### EXCERPT PROVIDED

LinesSymbolKindNotes
1-8guardmacro#ifndef Py_CPYTHON_EVAL_H
9-15Py_eval_inputconst intCompile mode: expression (used by eval())
16-18Py_file_inputconst intCompile mode: module/file (used by exec())
19-21Py_single_inputconst intCompile mode: interactive single statement
22-35_PyEval_EvalFrameDefaultfunction declThe main interpreter loop entry point
36-45PyEval_EvalCodefunction declExecute a code object in a given frame/globals
46-52PyEval_EvalCodeExfunction declExtended form with explicit args, kw, globals, locals
53-57PyEval_CallObjectfunction declDeprecated alias for PyObject_Call
58-60_Py_MakeRecursionErrorfunction declRaise RecursionError when the call stack is full

Reading

_PyEval_EvalFrameDefault

PyAPI_FUNC(PyObject *) _PyEval_EvalFrameDefault(
PyThreadState *tstate,
struct _PyInterpreterFrame *frame,
int throwflag
);

This is the real interpreter loop, defined in Python/ceval.c. It is not part of the stable ABI. The throwflag parameter is non-zero when the frame was resumed by generator.throw(), which causes the loop to raise the pending exception immediately rather than executing the next opcode. frame->prev_instr points to the last executed instruction on entry; the loop advances it at the top of each iteration.

(Stored data)
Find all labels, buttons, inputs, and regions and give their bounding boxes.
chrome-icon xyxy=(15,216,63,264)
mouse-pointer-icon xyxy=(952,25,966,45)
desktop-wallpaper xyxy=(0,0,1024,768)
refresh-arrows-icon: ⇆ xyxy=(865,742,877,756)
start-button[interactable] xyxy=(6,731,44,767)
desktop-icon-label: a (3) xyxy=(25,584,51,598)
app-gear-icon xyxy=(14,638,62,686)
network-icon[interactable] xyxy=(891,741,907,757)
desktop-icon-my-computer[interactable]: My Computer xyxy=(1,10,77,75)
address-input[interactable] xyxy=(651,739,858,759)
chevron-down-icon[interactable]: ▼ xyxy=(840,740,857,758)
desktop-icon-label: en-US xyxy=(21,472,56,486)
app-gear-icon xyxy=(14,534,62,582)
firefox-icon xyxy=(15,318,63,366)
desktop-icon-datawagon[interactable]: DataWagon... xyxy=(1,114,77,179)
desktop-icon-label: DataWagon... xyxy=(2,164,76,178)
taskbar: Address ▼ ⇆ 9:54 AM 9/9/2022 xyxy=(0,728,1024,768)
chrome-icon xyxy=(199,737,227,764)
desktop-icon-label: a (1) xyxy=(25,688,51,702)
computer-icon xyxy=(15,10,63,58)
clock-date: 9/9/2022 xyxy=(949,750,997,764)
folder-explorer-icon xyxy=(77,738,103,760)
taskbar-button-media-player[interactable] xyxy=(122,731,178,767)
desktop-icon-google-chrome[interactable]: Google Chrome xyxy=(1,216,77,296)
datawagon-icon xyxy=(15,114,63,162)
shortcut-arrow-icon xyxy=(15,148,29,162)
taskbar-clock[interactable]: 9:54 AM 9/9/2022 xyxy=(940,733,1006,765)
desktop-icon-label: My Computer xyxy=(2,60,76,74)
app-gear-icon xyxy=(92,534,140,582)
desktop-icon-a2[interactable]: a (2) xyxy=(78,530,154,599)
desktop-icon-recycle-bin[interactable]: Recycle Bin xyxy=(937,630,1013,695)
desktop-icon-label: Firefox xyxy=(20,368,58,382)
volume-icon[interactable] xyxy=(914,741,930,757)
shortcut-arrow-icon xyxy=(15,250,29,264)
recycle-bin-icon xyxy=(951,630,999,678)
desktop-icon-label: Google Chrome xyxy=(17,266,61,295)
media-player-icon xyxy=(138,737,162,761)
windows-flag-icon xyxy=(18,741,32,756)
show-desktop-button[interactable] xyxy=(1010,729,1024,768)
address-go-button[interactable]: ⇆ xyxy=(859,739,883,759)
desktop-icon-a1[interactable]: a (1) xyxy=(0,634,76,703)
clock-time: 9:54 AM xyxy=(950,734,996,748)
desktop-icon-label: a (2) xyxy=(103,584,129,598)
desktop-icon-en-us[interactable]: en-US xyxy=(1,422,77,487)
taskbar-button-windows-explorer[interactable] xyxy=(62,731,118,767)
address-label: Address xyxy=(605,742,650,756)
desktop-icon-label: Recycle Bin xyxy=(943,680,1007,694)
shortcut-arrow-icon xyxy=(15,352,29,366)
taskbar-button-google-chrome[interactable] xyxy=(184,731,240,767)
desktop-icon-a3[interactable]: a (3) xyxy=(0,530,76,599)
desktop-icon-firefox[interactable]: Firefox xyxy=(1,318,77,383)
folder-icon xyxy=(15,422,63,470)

### DIRECTIONS
A: List the names of the parameters that the CPython eval header notes declare for _PyEval_EvalFrameDefault.
B: Pick up the CPython eval header notes after their last sentence and write the next part.

### ANSWER SECTION
A: tstate, frame, throwflag

B:
PyEval_EvalCode and PyEval_EvalCodeEx

PyAPI_FUNC(PyObject *) PyEval_EvalCode(
PyObject *co,
PyObject *globals,
PyObject *locals
);

PyAPI_FUNC(PyObject *) PyEval_EvalCodeEx(
PyObject *co,
PyObject *globals,
PyObject *locals,
PyObject **args, int argcount,
PyObject **kws, int kwcount,
PyObject **defs, int defcount,
PyObject *kwdefs,
PyObject *closure
);

EvalCode is the public API used by exec() and compile() consumers. It builds a new _PyInterpreterFrame on the C stack (or the frame freelist) and calls _PyEval_EvalFrameDefault. EvalCodeEx is the older extended form that accepts pre-split argument arrays; it is still used internally by function_call machinery for keyword-heavy calls.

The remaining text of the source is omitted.